■ EXTRAIT DE PAGE:
= = = =

Documenter l’ordinaire, (s’)inventer un monde
Il y a de l’audace dans la rétrospective de Raymonde April présentée au 1700 La Poste. De la tendresse aussi, et une intelligence fine des chemins artistiques et philosophiques de l’œil derrière la lentille, et de l’âme qui s’y rattache. On le constate d’emblée, quand l’auteur du catalogue met ces mots dans la bouche de la photographe :
« Le repli devient alors pour moi le meilleur moyen d’accéder au monde. » (p. 39) Tout au long de cette fausse narration homodiégétique où il incarne April et réinvente, au gré de ses souvenirs et de sa fantaisie, la vie et la carrière de celle-ci, Charles Guilbert esquisse une traversée de la psyché d’une artiste dont la création consiste à voler, en un clic, l’anima des autres. Anima dans laquelle elle n’a eu de cesse de se (re)connaître et de se (re)découvrir depuis presque 50 ans.

= = = =

■ EXTRAIT DES DONNÉES:
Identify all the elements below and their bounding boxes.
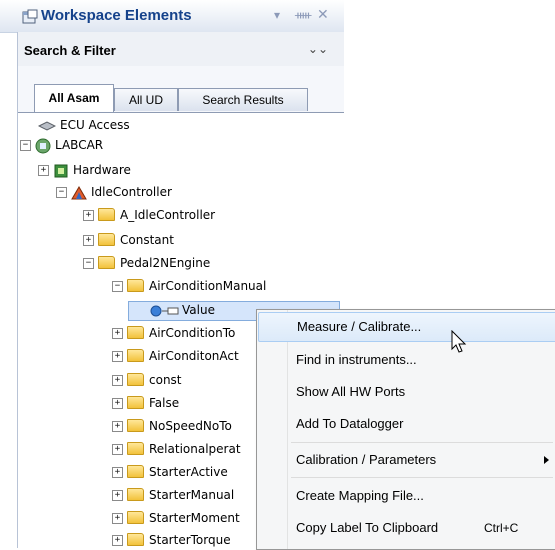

= = = =

■ TÂCHE À RÉALISER: Recopiez mot pour mot le passage de l'extrait de page qui va de « Documenter l’ordinaire, (s’)inventer » jusqu'à « presque 50 ans. ».

■ TÂCHE ACCOMPLIE:
Documenter l’ordinaire, (s’)inventer un monde
Il y a de l’audace dans la rétrospective de Raymonde April présentée au 1700 La Poste. De la tendresse aussi, et une intelligence fine des chemins artistiques et philosophiques de l’œil derrière la lentille, et de l’âme qui s’y rattache. On le constate d’emblée, quand l’auteur du catalogue met ces mots dans la bouche de la photographe :
« Le repli devient alors pour moi le meilleur moyen d’accéder au monde. » (p. 39) Tout au long de cette fausse narration homodiégétique où il incarne April et réinvente, au gré de ses souvenirs et de sa fantaisie, la vie et la carrière de celle-ci, Charles Guilbert esquisse une traversée de la psyché d’une artiste dont la création consiste à voler, en un clic, l’anima des autres. Anima dans laquelle elle n’a eu de cesse de se (re)connaître et de se (re)découvrir depuis presque 50 ans.